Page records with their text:
- Opening Delimiter -
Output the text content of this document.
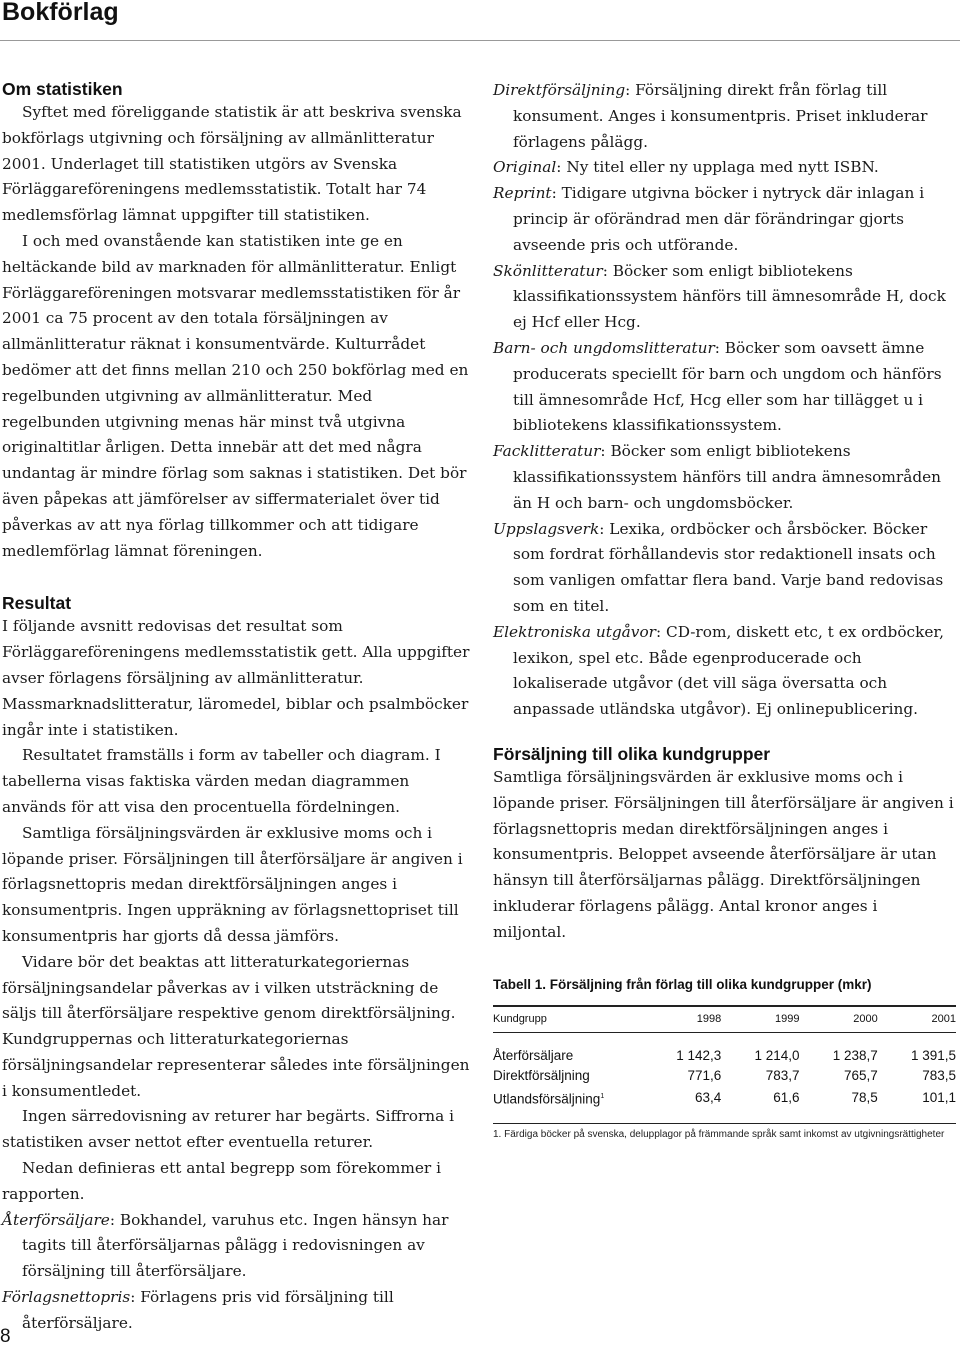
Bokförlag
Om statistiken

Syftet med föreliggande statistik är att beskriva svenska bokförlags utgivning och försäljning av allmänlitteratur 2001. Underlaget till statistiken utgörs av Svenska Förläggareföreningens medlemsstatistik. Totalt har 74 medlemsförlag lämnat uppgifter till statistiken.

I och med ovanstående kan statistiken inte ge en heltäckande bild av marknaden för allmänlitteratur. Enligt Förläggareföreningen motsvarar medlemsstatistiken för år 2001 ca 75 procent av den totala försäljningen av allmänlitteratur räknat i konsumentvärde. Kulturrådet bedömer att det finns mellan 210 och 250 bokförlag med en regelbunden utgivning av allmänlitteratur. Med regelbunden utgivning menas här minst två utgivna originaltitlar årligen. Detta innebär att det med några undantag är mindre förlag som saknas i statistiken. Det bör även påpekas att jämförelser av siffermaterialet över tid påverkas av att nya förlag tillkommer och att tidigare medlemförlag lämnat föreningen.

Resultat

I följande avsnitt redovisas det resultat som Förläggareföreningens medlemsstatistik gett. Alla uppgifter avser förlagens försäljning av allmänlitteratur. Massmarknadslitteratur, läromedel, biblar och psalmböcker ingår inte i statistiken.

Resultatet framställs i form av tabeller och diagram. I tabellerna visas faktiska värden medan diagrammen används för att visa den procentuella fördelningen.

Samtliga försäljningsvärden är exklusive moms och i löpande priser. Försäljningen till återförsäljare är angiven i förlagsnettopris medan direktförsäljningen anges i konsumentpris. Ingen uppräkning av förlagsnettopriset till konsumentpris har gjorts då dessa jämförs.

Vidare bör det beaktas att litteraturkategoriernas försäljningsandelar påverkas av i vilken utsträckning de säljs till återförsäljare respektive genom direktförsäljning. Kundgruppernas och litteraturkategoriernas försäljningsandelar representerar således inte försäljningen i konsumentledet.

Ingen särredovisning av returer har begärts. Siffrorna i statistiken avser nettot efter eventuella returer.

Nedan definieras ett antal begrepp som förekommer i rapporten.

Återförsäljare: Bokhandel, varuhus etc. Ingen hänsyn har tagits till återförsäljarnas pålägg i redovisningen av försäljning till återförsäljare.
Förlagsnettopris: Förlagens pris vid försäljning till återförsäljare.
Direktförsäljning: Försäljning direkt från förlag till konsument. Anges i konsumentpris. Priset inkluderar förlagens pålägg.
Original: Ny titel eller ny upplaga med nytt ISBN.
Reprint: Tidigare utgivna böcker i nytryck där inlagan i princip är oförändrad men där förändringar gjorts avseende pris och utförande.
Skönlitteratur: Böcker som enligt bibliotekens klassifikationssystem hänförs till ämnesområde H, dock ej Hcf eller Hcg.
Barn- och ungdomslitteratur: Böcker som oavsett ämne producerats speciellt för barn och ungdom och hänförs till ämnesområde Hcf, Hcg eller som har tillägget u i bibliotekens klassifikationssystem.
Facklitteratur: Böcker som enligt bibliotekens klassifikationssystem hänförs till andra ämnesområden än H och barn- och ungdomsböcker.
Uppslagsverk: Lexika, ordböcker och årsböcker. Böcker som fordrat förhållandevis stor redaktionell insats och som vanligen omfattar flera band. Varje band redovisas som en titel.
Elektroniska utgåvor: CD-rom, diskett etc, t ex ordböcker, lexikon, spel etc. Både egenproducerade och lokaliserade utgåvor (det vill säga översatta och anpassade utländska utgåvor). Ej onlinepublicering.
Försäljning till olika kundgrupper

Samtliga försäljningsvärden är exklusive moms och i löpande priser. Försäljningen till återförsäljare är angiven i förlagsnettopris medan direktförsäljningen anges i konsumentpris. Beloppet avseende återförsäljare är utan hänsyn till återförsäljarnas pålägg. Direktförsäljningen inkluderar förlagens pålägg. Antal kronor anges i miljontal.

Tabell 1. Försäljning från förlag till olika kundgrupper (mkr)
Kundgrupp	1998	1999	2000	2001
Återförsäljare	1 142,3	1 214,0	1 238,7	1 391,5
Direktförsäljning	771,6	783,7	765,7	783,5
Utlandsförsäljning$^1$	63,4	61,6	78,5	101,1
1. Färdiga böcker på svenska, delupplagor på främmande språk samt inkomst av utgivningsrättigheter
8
- Closing Delimiter -
- Opening Delimiter -
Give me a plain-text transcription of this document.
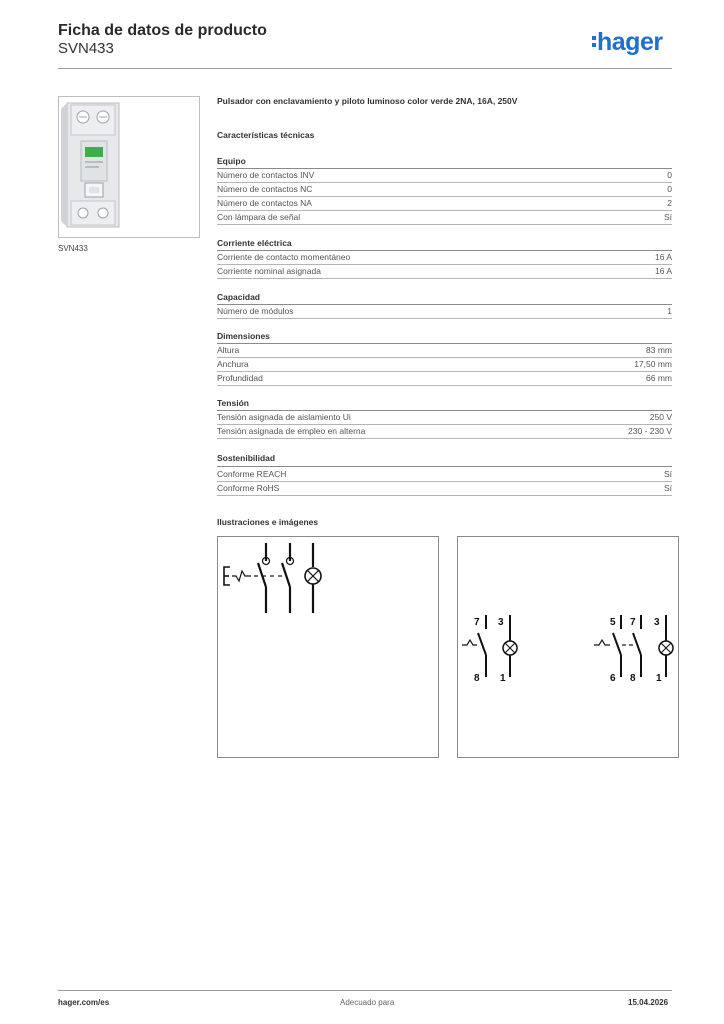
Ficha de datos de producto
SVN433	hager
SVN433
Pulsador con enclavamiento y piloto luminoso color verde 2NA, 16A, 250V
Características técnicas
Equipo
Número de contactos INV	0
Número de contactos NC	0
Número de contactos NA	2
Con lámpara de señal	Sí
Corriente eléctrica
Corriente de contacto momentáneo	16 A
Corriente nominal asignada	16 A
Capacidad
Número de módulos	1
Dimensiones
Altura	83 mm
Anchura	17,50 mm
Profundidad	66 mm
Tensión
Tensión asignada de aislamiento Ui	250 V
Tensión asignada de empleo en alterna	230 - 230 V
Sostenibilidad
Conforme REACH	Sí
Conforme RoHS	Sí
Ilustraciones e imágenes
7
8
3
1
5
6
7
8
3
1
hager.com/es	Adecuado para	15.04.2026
- Closing Delimiter -
ACTIVITY>
Give a single number: the count of lines above that include the word "exklusive".

COMPLETED EXERCISE>
2